* start Exercise data *

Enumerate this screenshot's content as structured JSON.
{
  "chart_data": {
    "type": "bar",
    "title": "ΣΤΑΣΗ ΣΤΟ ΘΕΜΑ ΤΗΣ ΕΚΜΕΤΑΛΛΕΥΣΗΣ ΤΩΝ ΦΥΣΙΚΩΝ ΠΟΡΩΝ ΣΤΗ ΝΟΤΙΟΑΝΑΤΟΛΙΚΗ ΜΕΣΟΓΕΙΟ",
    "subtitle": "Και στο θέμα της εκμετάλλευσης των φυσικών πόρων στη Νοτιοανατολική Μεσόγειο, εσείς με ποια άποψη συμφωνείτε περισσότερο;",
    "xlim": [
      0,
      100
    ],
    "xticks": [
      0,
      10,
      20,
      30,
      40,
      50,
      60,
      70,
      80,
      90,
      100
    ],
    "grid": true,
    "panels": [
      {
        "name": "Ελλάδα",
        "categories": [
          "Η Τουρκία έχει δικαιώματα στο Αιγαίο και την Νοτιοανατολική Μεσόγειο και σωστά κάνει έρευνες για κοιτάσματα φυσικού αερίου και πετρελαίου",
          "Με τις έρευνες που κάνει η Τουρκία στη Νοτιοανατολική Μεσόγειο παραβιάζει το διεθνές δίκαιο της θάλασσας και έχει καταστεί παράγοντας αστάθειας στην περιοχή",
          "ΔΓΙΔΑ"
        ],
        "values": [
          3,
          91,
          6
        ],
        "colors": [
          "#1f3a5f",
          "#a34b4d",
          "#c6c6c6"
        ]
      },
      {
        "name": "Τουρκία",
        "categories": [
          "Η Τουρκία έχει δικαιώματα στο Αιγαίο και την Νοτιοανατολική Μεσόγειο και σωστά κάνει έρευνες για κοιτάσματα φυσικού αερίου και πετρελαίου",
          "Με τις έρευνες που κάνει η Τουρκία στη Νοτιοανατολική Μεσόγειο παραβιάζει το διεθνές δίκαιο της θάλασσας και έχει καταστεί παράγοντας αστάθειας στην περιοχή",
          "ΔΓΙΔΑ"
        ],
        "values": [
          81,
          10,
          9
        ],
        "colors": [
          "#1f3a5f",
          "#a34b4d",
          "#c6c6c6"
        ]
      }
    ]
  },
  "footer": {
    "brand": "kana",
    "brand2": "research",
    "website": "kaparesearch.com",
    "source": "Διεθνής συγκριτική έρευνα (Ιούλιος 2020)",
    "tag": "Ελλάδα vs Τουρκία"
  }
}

* end Exercise data *

Set task.
Would you write down every record again, exactly?

Response.
Enumerate this screenshot's content as structured JSON.
{
  "chart_data": {
    "type": "bar",
    "title": "ΣΤΑΣΗ ΣΤΟ ΘΕΜΑ ΤΗΣ ΕΚΜΕΤΑΛΛΕΥΣΗΣ ΤΩΝ ΦΥΣΙΚΩΝ ΠΟΡΩΝ ΣΤΗ ΝΟΤΙΟΑΝΑΤΟΛΙΚΗ ΜΕΣΟΓΕΙΟ",
    "subtitle": "Και στο θέμα της εκμετάλλευσης των φυσικών πόρων στη Νοτιοανατολική Μεσόγειο, εσείς με ποια άποψη συμφωνείτε περισσότερο;",
    "xlim": [
      0,
      100
    ],
    "xticks": [
      0,
      10,
      20,
      30,
      40,
      50,
      60,
      70,
      80,
      90,
      100
    ],
    "grid": true,
    "panels": [
      {
        "name": "Ελλάδα",
        "categories": [
          "Η Τουρκία έχει δικαιώματα στο Αιγαίο και την Νοτιοανατολική Μεσόγειο και σωστά κάνει έρευνες για κοιτάσματα φυσικού αερίου και πετρελαίου",
          "Με τις έρευνες που κάνει η Τουρκία στη Νοτιοανατολική Μεσόγειο παραβιάζει το διεθνές δίκαιο της θάλασσας και έχει καταστεί παράγοντας αστάθειας στην περιοχή",
          "ΔΓΙΔΑ"
        ],
        "values": [
          3,
          91,
          6
        ],
        "colors": [
          "#1f3a5f",
          "#a34b4d",
          "#c6c6c6"
        ]
      },
      {
        "name": "Τουρκία",
        "categories": [
          "Η Τουρκία έχει δικαιώματα στο Αιγαίο και την Νοτιοανατολική Μεσόγειο και σωστά κάνει έρευνες για κοιτάσματα φυσικού αερίου και πετρελαίου",
          "Με τις έρευνες που κάνει η Τουρκία στη Νοτιοανατολική Μεσόγειο παραβιάζει το διεθνές δίκαιο της θάλασσας και έχει καταστεί παράγοντας αστάθειας στην περιοχή",
          "ΔΓΙΔΑ"
        ],
        "values": [
          81,
          10,
          9
        ],
        "colors": [
          "#1f3a5f",
          "#a34b4d",
          "#c6c6c6"
        ]
      }
    ]
  },
  "footer": {
    "brand": "kana",
    "brand2": "research",
    "website": "kaparesearch.com",
    "source": "Διεθνής συγκριτική έρευνα (Ιούλιος 2020)",
    "tag": "Ελλάδα vs Τουρκία"
  }
}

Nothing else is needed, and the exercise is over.